[Dataset rows]
════
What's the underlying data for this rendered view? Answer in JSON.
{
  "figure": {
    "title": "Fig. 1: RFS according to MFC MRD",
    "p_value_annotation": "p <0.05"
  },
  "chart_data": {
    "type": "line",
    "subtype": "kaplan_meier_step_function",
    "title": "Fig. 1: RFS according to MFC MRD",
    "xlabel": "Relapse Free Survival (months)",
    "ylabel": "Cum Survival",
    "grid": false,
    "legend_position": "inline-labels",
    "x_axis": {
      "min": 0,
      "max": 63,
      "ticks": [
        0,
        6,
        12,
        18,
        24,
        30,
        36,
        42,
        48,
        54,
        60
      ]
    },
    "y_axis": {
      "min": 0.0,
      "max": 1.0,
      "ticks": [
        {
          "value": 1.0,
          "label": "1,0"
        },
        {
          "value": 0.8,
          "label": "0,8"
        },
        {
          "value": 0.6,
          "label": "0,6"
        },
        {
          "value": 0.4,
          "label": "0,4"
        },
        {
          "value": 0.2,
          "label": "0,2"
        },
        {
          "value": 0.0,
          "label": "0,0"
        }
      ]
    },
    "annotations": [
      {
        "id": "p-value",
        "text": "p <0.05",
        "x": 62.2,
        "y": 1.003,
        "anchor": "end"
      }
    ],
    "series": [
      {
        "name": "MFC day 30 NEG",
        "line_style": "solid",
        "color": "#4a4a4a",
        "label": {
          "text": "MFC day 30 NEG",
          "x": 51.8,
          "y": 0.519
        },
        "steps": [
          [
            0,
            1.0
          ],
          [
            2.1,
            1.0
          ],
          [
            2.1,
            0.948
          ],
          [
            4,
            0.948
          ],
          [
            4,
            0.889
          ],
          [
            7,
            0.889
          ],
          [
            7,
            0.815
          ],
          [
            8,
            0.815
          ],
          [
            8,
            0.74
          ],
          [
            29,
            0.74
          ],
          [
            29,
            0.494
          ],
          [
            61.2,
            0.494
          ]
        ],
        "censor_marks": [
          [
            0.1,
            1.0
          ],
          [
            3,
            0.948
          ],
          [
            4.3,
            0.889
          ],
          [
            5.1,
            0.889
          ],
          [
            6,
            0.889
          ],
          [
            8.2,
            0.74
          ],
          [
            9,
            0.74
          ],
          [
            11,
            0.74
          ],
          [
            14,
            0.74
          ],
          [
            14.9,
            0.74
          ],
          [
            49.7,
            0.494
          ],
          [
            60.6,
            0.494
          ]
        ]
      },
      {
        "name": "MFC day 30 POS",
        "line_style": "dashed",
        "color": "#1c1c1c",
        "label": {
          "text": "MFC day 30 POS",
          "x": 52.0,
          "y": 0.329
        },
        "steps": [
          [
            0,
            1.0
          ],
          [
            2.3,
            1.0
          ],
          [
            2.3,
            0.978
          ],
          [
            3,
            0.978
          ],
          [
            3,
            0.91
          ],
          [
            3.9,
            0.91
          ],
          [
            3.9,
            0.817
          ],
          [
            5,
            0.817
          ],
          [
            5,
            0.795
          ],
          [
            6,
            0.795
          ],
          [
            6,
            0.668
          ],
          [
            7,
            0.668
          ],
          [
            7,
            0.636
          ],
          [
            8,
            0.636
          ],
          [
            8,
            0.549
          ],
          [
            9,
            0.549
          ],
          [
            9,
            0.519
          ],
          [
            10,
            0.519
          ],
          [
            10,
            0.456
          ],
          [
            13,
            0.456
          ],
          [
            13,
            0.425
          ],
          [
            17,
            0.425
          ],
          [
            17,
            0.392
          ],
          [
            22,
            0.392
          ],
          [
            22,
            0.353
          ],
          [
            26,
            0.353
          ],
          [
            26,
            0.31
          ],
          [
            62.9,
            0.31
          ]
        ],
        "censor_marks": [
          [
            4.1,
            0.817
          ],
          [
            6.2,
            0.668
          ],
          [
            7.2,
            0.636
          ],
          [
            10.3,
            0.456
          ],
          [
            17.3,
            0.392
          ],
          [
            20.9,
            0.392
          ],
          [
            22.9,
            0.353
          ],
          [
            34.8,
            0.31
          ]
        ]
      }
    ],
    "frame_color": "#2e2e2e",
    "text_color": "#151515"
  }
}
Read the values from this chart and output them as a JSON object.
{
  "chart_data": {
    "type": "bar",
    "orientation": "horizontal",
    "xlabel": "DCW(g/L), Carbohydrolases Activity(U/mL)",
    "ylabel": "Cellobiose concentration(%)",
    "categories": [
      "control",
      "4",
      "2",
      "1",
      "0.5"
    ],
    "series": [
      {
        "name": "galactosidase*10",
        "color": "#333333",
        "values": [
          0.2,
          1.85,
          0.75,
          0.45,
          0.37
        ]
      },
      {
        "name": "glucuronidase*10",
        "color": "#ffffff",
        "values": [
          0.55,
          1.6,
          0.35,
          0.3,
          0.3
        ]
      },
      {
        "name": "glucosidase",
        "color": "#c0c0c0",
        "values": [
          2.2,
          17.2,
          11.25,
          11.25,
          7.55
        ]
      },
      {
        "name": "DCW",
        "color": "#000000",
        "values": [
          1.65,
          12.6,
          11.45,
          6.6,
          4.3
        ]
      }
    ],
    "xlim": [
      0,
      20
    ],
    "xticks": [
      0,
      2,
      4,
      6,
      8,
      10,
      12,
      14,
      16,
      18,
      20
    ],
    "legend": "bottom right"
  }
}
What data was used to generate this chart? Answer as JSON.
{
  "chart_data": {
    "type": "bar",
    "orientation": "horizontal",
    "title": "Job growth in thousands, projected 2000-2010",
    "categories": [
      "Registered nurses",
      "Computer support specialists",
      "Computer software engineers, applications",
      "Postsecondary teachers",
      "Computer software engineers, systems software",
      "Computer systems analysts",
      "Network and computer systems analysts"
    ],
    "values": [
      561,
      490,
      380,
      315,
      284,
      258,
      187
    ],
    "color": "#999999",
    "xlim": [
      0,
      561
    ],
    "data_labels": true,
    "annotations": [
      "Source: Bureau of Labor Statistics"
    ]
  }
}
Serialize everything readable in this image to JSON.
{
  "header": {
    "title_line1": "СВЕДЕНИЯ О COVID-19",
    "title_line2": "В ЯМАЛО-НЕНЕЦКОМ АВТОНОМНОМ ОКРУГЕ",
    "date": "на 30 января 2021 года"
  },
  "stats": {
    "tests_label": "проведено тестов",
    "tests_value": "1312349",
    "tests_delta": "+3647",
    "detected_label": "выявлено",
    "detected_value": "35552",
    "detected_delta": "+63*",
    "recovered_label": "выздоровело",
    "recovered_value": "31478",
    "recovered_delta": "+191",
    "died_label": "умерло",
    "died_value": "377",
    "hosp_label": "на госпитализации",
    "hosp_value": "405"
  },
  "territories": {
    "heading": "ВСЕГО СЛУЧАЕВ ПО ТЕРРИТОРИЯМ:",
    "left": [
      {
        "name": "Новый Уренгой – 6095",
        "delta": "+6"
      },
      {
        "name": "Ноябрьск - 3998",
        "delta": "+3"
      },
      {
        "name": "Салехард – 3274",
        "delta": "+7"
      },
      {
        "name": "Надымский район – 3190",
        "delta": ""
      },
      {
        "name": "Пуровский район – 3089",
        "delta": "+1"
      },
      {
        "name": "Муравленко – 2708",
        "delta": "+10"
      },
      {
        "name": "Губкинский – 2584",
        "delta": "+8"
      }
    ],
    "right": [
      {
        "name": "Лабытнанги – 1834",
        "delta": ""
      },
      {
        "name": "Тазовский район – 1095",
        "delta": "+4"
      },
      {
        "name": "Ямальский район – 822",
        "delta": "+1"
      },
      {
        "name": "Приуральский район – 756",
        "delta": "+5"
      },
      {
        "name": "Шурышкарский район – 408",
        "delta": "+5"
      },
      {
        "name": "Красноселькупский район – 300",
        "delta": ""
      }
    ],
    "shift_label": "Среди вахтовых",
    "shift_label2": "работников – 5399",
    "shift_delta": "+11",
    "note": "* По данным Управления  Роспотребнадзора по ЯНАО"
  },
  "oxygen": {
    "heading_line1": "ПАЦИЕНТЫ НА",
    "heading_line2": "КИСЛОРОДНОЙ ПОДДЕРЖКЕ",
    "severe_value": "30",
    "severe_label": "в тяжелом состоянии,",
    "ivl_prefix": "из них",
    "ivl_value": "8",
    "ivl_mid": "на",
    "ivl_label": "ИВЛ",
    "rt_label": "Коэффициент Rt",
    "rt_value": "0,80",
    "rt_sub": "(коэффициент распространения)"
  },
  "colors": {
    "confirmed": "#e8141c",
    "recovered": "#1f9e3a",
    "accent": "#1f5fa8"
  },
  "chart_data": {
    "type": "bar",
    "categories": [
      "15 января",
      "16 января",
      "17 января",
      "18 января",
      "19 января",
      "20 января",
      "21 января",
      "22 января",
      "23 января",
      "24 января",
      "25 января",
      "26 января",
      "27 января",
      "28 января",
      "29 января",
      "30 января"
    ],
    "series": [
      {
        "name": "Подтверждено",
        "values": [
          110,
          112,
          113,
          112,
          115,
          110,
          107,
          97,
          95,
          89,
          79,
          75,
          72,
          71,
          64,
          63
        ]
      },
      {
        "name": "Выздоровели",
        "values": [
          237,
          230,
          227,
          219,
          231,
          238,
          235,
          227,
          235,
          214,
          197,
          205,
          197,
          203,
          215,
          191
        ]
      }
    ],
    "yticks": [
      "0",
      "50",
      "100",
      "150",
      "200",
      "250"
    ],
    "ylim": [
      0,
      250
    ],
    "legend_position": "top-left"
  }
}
════
§ **PROMPT**
Gather all the lines that include the word "ylabel" and copy them out.

§ **FINISHED EXERCISE**
    "ylabel": "Cum Survival",
    "ylabel": "Cellobiose concentration(%)",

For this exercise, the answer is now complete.